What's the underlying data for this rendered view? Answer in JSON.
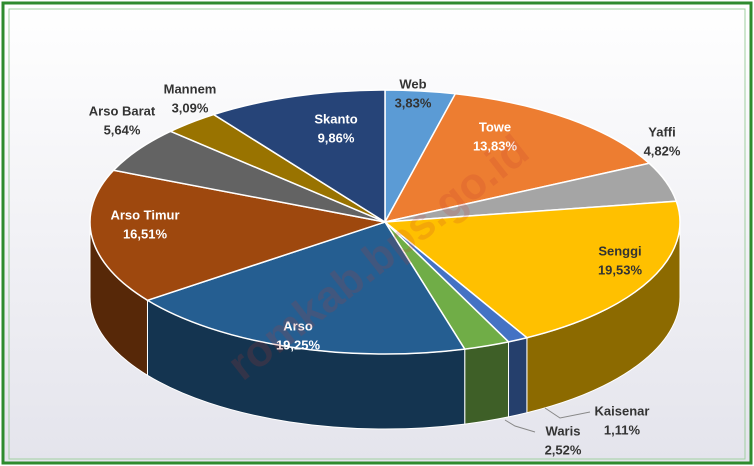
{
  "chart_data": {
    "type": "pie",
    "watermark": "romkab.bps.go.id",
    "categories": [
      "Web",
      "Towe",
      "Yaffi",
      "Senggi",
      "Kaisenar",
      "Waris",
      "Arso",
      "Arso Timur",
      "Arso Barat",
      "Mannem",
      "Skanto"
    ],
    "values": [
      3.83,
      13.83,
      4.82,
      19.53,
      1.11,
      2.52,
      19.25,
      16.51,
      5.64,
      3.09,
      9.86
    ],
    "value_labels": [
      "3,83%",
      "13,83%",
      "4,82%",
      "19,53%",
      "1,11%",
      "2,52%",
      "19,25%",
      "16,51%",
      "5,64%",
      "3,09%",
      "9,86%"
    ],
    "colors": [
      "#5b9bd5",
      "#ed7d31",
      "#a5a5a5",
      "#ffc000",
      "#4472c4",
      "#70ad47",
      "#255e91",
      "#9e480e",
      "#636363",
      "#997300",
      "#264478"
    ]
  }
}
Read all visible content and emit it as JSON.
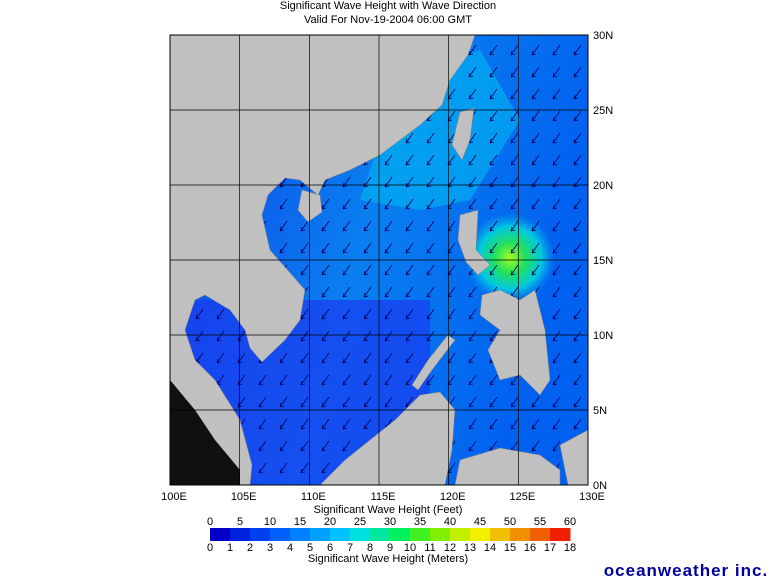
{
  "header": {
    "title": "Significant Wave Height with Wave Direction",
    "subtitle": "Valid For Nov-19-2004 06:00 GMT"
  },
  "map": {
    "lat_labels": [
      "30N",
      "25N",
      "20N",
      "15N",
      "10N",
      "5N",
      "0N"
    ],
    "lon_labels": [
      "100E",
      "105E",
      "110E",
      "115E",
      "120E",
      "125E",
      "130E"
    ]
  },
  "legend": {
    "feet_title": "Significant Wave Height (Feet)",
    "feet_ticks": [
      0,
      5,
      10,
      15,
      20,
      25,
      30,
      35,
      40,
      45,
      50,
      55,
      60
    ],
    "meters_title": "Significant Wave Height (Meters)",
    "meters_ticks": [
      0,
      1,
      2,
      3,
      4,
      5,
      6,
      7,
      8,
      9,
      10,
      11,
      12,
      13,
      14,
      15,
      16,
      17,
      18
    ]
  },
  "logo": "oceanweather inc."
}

□ □ □ □

• _What you need to do_
Copy out every line of the material above exactly, skipping the pictures.

• _Output below_
What's the underlying data for this rendered view? Answer in JSON.
{
  "chart_data": {
    "type": "pie",
    "watermark": "romkab.bps.go.id",
    "categories": [
      "Web",
      "Towe",
      "Yaffi",
      "Senggi",
      "Kaisenar",
      "Waris",
      "Arso",
      "Arso Timur",
      "Arso Barat",
      "Mannem",
      "Skanto"
    ],
    "values": [
      3.83,
      13.83,
      4.82,
      19.53,
      1.11,
      2.52,
      19.25,
      16.51,
      5.64,
      3.09,
      9.86
    ],
    "value_labels": [
      "3,83%",
      "13,83%",
      "4,82%",
      "19,53%",
      "1,11%",
      "2,52%",
      "19,25%",
      "16,51%",
      "5,64%",
      "3,09%",
      "9,86%"
    ],
    "colors": [
      "#5b9bd5",
      "#ed7d31",
      "#a5a5a5",
      "#ffc000",
      "#4472c4",
      "#70ad47",
      "#255e91",
      "#9e480e",
      "#636363",
      "#997300",
      "#264478"
    ]
  }
}
Read all visible content and emit it as JSON.
{
  "header": {
    "title": "Significant Wave Height with Wave Direction",
    "subtitle": "Valid For Nov-19-2004 06:00 GMT"
  },
  "map": {
    "lat_labels": [
      "30N",
      "25N",
      "20N",
      "15N",
      "10N",
      "5N",
      "0N"
    ],
    "lon_labels": [
      "100E",
      "105E",
      "110E",
      "115E",
      "120E",
      "125E",
      "130E"
    ]
  },
  "legend": {
    "feet_title": "Significant Wave Height (Feet)",
    "feet_ticks": [
      0,
      5,
      10,
      15,
      20,
      25,
      30,
      35,
      40,
      45,
      50,
      55,
      60
    ],
    "meters_title": "Significant Wave Height (Meters)",
    "meters_ticks": [
      0,
      1,
      2,
      3,
      4,
      5,
      6,
      7,
      8,
      9,
      10,
      11,
      12,
      13,
      14,
      15,
      16,
      17,
      18
    ]
  },
  "logo": "oceanweather inc."
}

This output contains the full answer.